+++ DATASET RECORDS
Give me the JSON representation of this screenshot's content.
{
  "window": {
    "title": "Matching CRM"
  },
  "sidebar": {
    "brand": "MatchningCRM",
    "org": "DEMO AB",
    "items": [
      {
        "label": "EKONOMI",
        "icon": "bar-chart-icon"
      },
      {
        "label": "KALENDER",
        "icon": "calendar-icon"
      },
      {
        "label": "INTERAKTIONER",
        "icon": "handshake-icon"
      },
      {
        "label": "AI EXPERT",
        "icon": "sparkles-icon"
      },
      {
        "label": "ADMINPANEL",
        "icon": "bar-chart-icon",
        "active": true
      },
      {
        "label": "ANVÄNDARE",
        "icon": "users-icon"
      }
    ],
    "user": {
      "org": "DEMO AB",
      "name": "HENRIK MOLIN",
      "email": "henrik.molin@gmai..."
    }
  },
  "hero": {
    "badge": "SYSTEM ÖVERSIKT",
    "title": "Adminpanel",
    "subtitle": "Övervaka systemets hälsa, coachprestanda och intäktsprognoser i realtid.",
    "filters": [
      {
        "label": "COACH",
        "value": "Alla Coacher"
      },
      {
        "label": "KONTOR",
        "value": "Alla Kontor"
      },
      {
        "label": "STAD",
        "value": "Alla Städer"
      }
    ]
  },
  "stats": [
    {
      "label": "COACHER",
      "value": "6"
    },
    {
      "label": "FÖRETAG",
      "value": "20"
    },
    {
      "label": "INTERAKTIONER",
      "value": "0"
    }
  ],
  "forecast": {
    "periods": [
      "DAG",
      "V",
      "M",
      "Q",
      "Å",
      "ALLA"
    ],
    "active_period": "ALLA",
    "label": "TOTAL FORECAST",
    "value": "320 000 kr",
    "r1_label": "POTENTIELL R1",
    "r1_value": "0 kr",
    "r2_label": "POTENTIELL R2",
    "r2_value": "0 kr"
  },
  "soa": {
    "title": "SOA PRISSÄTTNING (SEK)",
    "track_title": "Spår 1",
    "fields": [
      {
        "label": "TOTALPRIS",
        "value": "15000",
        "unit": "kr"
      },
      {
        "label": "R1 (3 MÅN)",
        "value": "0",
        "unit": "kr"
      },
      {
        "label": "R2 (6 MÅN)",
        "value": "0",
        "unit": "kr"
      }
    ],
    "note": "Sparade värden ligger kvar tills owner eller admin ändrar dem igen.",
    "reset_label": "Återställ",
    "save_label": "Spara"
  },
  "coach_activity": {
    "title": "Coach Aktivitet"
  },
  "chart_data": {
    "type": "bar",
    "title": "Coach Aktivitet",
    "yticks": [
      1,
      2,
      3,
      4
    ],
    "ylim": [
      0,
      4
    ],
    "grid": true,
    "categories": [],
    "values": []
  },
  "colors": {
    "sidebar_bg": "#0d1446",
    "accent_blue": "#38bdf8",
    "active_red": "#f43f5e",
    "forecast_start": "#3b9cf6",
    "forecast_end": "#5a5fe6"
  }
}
++++++
TASK
Filter the listing for the word "Aktivitet" and copy every line that holds it.

WRITTEN ANSWER
    "title": "Coach Aktivitet"
    "title": "Coach Aktivitet",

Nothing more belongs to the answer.